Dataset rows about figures
▬▬▬

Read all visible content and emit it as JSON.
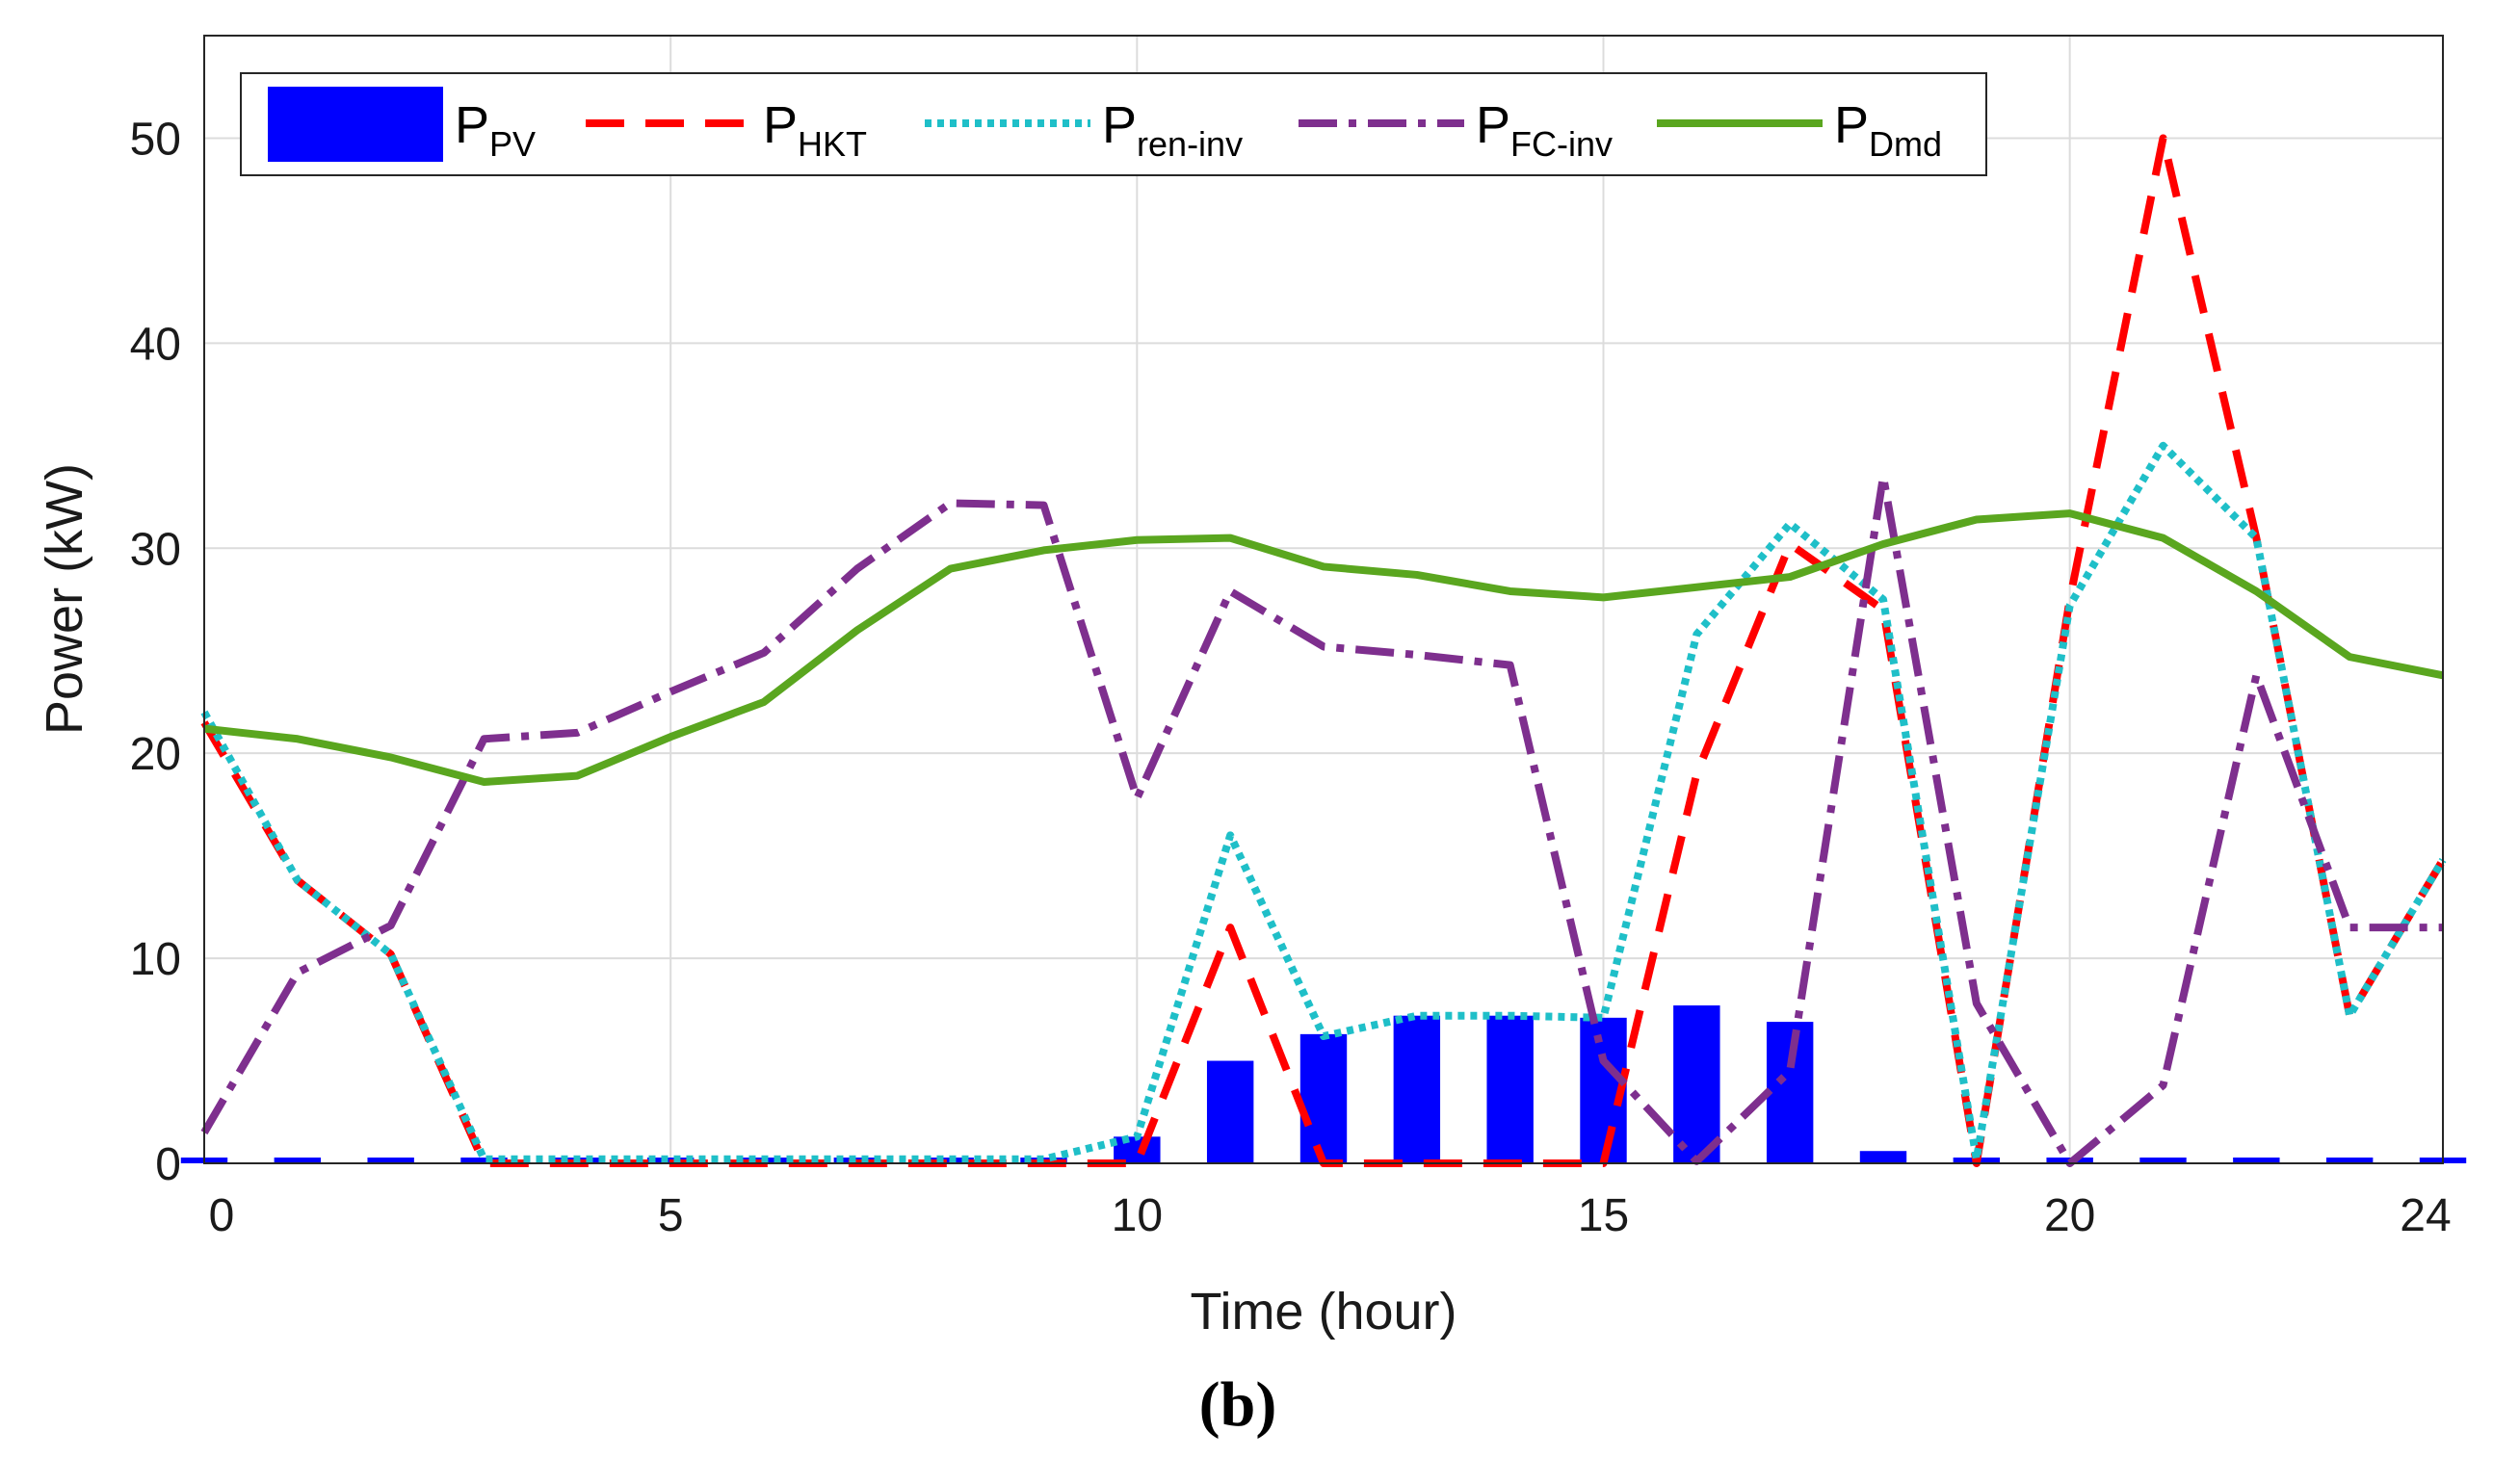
{
  "chart_data": {
    "type": "bar+line",
    "title": "",
    "caption": "(b)",
    "xlabel": "Time (hour)",
    "ylabel": "Power (kW)",
    "xlim": [
      0,
      24
    ],
    "ylim": [
      0,
      55
    ],
    "xticks": [
      0,
      5,
      10,
      15,
      20,
      24
    ],
    "yticks": [
      0,
      10,
      20,
      30,
      40,
      50
    ],
    "grid": true,
    "legend_position": "top (inside, horizontal)",
    "x": [
      0,
      1,
      2,
      3,
      4,
      5,
      6,
      7,
      8,
      9,
      10,
      11,
      12,
      13,
      14,
      15,
      16,
      17,
      18,
      19,
      20,
      21,
      22,
      23,
      24
    ],
    "series": [
      {
        "name": "P_PV",
        "label_main": "P",
        "label_sub": "PV",
        "kind": "bar",
        "color": "#0000ff",
        "values": [
          0,
          0,
          0,
          0,
          0,
          0,
          0,
          0,
          0,
          0,
          1.3,
          5,
          6.3,
          7.2,
          7.2,
          7.1,
          7.7,
          6.9,
          0.6,
          0,
          0,
          0,
          0,
          0,
          0
        ]
      },
      {
        "name": "P_HKT",
        "label_main": "P",
        "label_sub": "HKT",
        "kind": "line",
        "style": "dashed",
        "color": "#ff0000",
        "values": [
          21.5,
          13.8,
          10.2,
          0,
          0,
          0,
          0,
          0,
          0,
          0,
          0,
          11.5,
          0,
          0,
          0,
          0,
          19,
          30.2,
          27,
          0,
          27.5,
          50,
          30.5,
          7.2,
          14.8
        ]
      },
      {
        "name": "P_ren-inv",
        "label_main": "P",
        "label_sub": "ren-inv",
        "kind": "line",
        "style": "dotted",
        "color": "#1fbfc8",
        "values": [
          22,
          13.8,
          10.2,
          0.2,
          0.2,
          0.2,
          0.2,
          0.2,
          0.2,
          0.2,
          1.3,
          16,
          6.2,
          7.2,
          7.2,
          7.1,
          25.8,
          31.2,
          27.5,
          0.2,
          27.2,
          35,
          30.5,
          7.2,
          14.8
        ]
      },
      {
        "name": "P_FC-inv",
        "label_main": "P",
        "label_sub": "FC-inv",
        "kind": "line",
        "style": "dashdot",
        "color": "#7e2f8e",
        "values": [
          1.5,
          9.3,
          11.6,
          20.7,
          21,
          23,
          24.9,
          29,
          32.2,
          32.1,
          17.8,
          27.9,
          25.2,
          24.8,
          24.3,
          5,
          0.1,
          4.5,
          33.5,
          7.8,
          0,
          3.8,
          23.8,
          11.5,
          11.5
        ]
      },
      {
        "name": "P_Dmd",
        "label_main": "P",
        "label_sub": "Dmd",
        "kind": "line",
        "style": "solid",
        "color": "#5aa61f",
        "values": [
          21.2,
          20.7,
          19.8,
          18.6,
          18.9,
          20.8,
          22.5,
          26,
          29,
          29.9,
          30.4,
          30.5,
          29.1,
          28.7,
          27.9,
          27.6,
          28.1,
          28.6,
          30.2,
          31.4,
          31.7,
          30.5,
          27.9,
          24.7,
          23.8
        ]
      }
    ]
  }
}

▬▬▬

* Written exercise
Isolate the lines above that contain the word "style" and copy them.

* Exercise response
        "style": "dashed",
        "style": "dotted",
        "style": "dashdot",
        "style": "solid",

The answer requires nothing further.